▸ Extracted material
-=-=-=-=-
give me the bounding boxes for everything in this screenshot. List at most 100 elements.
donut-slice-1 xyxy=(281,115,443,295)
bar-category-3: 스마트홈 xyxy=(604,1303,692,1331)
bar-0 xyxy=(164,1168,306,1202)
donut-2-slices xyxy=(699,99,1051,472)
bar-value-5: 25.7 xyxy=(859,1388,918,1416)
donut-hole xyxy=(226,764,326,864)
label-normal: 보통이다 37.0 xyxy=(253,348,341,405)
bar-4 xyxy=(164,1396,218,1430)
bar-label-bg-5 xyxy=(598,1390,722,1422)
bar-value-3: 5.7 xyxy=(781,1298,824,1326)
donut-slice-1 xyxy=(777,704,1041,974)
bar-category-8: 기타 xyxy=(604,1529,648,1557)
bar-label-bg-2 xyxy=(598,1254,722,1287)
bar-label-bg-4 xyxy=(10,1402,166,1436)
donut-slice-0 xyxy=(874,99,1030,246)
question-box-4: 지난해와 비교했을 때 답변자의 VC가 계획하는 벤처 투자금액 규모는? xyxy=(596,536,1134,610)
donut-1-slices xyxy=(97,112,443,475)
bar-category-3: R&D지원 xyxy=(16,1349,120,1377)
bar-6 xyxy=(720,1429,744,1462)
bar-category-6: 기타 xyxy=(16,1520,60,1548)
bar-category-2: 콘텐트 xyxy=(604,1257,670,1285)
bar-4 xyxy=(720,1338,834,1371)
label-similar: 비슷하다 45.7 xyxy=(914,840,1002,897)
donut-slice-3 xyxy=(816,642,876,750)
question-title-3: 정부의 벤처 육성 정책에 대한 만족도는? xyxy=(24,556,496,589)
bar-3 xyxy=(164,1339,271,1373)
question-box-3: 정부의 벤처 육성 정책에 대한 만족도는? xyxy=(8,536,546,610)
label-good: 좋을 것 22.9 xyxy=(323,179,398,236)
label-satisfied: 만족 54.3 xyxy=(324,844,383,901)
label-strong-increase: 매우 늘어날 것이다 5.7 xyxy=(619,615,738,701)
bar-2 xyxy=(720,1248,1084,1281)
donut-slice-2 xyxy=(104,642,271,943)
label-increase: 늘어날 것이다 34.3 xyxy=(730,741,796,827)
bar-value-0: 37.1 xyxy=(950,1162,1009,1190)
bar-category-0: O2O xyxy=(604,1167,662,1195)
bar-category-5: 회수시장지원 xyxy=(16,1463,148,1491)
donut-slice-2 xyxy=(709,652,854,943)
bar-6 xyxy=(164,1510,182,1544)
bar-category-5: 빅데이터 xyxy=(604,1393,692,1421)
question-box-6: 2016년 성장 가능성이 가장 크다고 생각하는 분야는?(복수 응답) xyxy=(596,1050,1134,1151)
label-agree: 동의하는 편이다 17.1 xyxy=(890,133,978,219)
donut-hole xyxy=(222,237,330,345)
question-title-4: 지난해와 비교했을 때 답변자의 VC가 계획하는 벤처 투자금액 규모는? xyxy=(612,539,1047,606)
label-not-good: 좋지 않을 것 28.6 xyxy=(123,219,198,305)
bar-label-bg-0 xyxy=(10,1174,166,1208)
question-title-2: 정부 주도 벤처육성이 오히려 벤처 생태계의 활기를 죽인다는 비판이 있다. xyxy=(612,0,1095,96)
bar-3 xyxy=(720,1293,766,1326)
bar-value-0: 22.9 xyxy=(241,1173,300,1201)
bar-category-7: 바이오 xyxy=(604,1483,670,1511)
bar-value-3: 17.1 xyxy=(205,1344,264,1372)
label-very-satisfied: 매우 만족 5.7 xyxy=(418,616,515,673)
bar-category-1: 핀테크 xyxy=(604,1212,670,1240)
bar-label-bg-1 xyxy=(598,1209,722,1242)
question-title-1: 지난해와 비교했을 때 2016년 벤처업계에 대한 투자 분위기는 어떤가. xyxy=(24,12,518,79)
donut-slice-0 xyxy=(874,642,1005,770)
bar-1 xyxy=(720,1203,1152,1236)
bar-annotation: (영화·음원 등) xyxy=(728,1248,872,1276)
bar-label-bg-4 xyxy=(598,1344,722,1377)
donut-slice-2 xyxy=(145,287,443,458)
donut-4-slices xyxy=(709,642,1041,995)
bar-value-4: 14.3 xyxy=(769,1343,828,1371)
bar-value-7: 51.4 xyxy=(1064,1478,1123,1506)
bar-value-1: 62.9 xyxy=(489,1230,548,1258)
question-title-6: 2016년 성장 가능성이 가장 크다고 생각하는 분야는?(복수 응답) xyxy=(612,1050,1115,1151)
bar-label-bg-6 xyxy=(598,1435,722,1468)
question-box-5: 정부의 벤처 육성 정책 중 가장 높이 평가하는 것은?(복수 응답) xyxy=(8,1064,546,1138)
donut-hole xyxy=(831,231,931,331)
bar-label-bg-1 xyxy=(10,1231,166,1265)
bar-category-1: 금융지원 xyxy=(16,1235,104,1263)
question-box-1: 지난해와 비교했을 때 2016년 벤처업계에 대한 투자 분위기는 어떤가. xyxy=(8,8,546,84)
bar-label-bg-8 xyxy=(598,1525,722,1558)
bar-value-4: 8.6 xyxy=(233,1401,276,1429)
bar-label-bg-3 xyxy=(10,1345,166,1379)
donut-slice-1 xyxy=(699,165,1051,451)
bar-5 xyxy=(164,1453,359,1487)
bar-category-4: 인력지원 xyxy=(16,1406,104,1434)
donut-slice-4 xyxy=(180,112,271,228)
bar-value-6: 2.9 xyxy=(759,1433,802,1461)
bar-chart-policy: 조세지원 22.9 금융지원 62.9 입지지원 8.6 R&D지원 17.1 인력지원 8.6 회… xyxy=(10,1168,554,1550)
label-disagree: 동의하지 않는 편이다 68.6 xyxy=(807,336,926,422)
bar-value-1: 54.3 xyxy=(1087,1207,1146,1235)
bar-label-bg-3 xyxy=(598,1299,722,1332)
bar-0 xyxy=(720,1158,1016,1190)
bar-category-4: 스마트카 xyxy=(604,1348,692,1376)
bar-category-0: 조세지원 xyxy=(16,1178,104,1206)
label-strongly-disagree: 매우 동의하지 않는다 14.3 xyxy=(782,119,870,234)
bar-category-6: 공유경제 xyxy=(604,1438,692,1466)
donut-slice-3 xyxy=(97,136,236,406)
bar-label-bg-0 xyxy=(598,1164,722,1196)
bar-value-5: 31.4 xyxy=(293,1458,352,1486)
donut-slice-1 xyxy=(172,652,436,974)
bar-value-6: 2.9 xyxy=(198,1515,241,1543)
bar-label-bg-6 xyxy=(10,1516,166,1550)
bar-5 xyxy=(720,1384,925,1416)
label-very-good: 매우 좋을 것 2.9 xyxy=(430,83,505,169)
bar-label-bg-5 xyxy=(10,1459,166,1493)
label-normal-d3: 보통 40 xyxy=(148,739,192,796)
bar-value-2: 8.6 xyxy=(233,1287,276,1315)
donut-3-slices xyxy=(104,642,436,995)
-=-=-=-=-
Rewrite the listing with each occurrence of "donut-hole" replaced by "donut-center", keeping all other text unchanged.

▸ The response
give me the bounding boxes for everything in this screenshot. List at most 100 elements.
donut-slice-1 xyxy=(281,115,443,295)
bar-category-3: 스마트홈 xyxy=(604,1303,692,1331)
bar-0 xyxy=(164,1168,306,1202)
donut-2-slices xyxy=(699,99,1051,472)
bar-value-5: 25.7 xyxy=(859,1388,918,1416)
donut-center xyxy=(226,764,326,864)
label-normal: 보통이다 37.0 xyxy=(253,348,341,405)
bar-4 xyxy=(164,1396,218,1430)
bar-label-bg-5 xyxy=(598,1390,722,1422)
bar-value-3: 5.7 xyxy=(781,1298,824,1326)
donut-slice-1 xyxy=(777,704,1041,974)
bar-category-8: 기타 xyxy=(604,1529,648,1557)
bar-label-bg-2 xyxy=(598,1254,722,1287)
bar-label-bg-4 xyxy=(10,1402,166,1436)
donut-slice-0 xyxy=(874,99,1030,246)
question-box-4: 지난해와 비교했을 때 답변자의 VC가 계획하는 벤처 투자금액 규모는? xyxy=(596,536,1134,610)
donut-1-slices xyxy=(97,112,443,475)
bar-category-3: R&D지원 xyxy=(16,1349,120,1377)
bar-6 xyxy=(720,1429,744,1462)
bar-category-6: 기타 xyxy=(16,1520,60,1548)
bar-category-2: 콘텐트 xyxy=(604,1257,670,1285)
bar-4 xyxy=(720,1338,834,1371)
label-similar: 비슷하다 45.7 xyxy=(914,840,1002,897)
donut-slice-3 xyxy=(816,642,876,750)
question-title-3: 정부의 벤처 육성 정책에 대한 만족도는? xyxy=(24,556,496,589)
bar-3 xyxy=(164,1339,271,1373)
question-box-3: 정부의 벤처 육성 정책에 대한 만족도는? xyxy=(8,536,546,610)
label-good: 좋을 것 22.9 xyxy=(323,179,398,236)
label-satisfied: 만족 54.3 xyxy=(324,844,383,901)
label-strong-increase: 매우 늘어날 것이다 5.7 xyxy=(619,615,738,701)
bar-2 xyxy=(720,1248,1084,1281)
donut-slice-2 xyxy=(104,642,271,943)
label-increase: 늘어날 것이다 34.3 xyxy=(730,741,796,827)
bar-value-0: 37.1 xyxy=(950,1162,1009,1190)
bar-category-0: O2O xyxy=(604,1167,662,1195)
bar-category-5: 회수시장지원 xyxy=(16,1463,148,1491)
donut-slice-2 xyxy=(709,652,854,943)
bar-6 xyxy=(164,1510,182,1544)
bar-category-5: 빅데이터 xyxy=(604,1393,692,1421)
question-box-6: 2016년 성장 가능성이 가장 크다고 생각하는 분야는?(복수 응답) xyxy=(596,1050,1134,1151)
label-agree: 동의하는 편이다 17.1 xyxy=(890,133,978,219)
donut-center xyxy=(222,237,330,345)
question-title-4: 지난해와 비교했을 때 답변자의 VC가 계획하는 벤처 투자금액 규모는? xyxy=(612,539,1047,606)
label-not-good: 좋지 않을 것 28.6 xyxy=(123,219,198,305)
bar-label-bg-0 xyxy=(10,1174,166,1208)
question-title-2: 정부 주도 벤처육성이 오히려 벤처 생태계의 활기를 죽인다는 비판이 있다. xyxy=(612,0,1095,96)
bar-3 xyxy=(720,1293,766,1326)
bar-value-0: 22.9 xyxy=(241,1173,300,1201)
bar-category-7: 바이오 xyxy=(604,1483,670,1511)
bar-value-3: 17.1 xyxy=(205,1344,264,1372)
label-very-satisfied: 매우 만족 5.7 xyxy=(418,616,515,673)
bar-category-1: 핀테크 xyxy=(604,1212,670,1240)
bar-label-bg-1 xyxy=(598,1209,722,1242)
question-title-1: 지난해와 비교했을 때 2016년 벤처업계에 대한 투자 분위기는 어떤가. xyxy=(24,12,518,79)
donut-slice-0 xyxy=(874,642,1005,770)
bar-1 xyxy=(720,1203,1152,1236)
bar-annotation: (영화·음원 등) xyxy=(728,1248,872,1276)
bar-label-bg-4 xyxy=(598,1344,722,1377)
donut-slice-2 xyxy=(145,287,443,458)
donut-4-slices xyxy=(709,642,1041,995)
bar-value-4: 14.3 xyxy=(769,1343,828,1371)
bar-value-7: 51.4 xyxy=(1064,1478,1123,1506)
bar-value-1: 62.9 xyxy=(489,1230,548,1258)
question-title-6: 2016년 성장 가능성이 가장 크다고 생각하는 분야는?(복수 응답) xyxy=(612,1050,1115,1151)
bar-label-bg-6 xyxy=(598,1435,722,1468)
question-box-5: 정부의 벤처 육성 정책 중 가장 높이 평가하는 것은?(복수 응답) xyxy=(8,1064,546,1138)
donut-center xyxy=(831,231,931,331)
bar-label-bg-1 xyxy=(10,1231,166,1265)
bar-category-1: 금융지원 xyxy=(16,1235,104,1263)
question-box-1: 지난해와 비교했을 때 2016년 벤처업계에 대한 투자 분위기는 어떤가. xyxy=(8,8,546,84)
bar-label-bg-8 xyxy=(598,1525,722,1558)
bar-value-4: 8.6 xyxy=(233,1401,276,1429)
bar-label-bg-3 xyxy=(10,1345,166,1379)
donut-slice-1 xyxy=(699,165,1051,451)
bar-5 xyxy=(164,1453,359,1487)
bar-category-4: 인력지원 xyxy=(16,1406,104,1434)
donut-slice-4 xyxy=(180,112,271,228)
bar-value-6: 2.9 xyxy=(759,1433,802,1461)
bar-chart-policy: 조세지원 22.9 금융지원 62.9 입지지원 8.6 R&D지원 17.1 인력지원 8.6 회… xyxy=(10,1168,554,1550)
label-disagree: 동의하지 않는 편이다 68.6 xyxy=(807,336,926,422)
bar-value-1: 54.3 xyxy=(1087,1207,1146,1235)
bar-label-bg-3 xyxy=(598,1299,722,1332)
bar-0 xyxy=(720,1158,1016,1190)
bar-category-4: 스마트카 xyxy=(604,1348,692,1376)
bar-category-0: 조세지원 xyxy=(16,1178,104,1206)
label-strongly-disagree: 매우 동의하지 않는다 14.3 xyxy=(782,119,870,234)
bar-category-6: 공유경제 xyxy=(604,1438,692,1466)
donut-slice-3 xyxy=(97,136,236,406)
bar-label-bg-0 xyxy=(598,1164,722,1196)
bar-value-5: 31.4 xyxy=(293,1458,352,1486)
donut-slice-1 xyxy=(172,652,436,974)
bar-value-6: 2.9 xyxy=(198,1515,241,1543)
bar-label-bg-6 xyxy=(10,1516,166,1550)
bar-5 xyxy=(720,1384,925,1416)
label-very-good: 매우 좋을 것 2.9 xyxy=(430,83,505,169)
bar-label-bg-5 xyxy=(10,1459,166,1493)
label-normal-d3: 보통 40 xyxy=(148,739,192,796)
bar-value-2: 8.6 xyxy=(233,1287,276,1315)
donut-3-slices xyxy=(104,642,436,995)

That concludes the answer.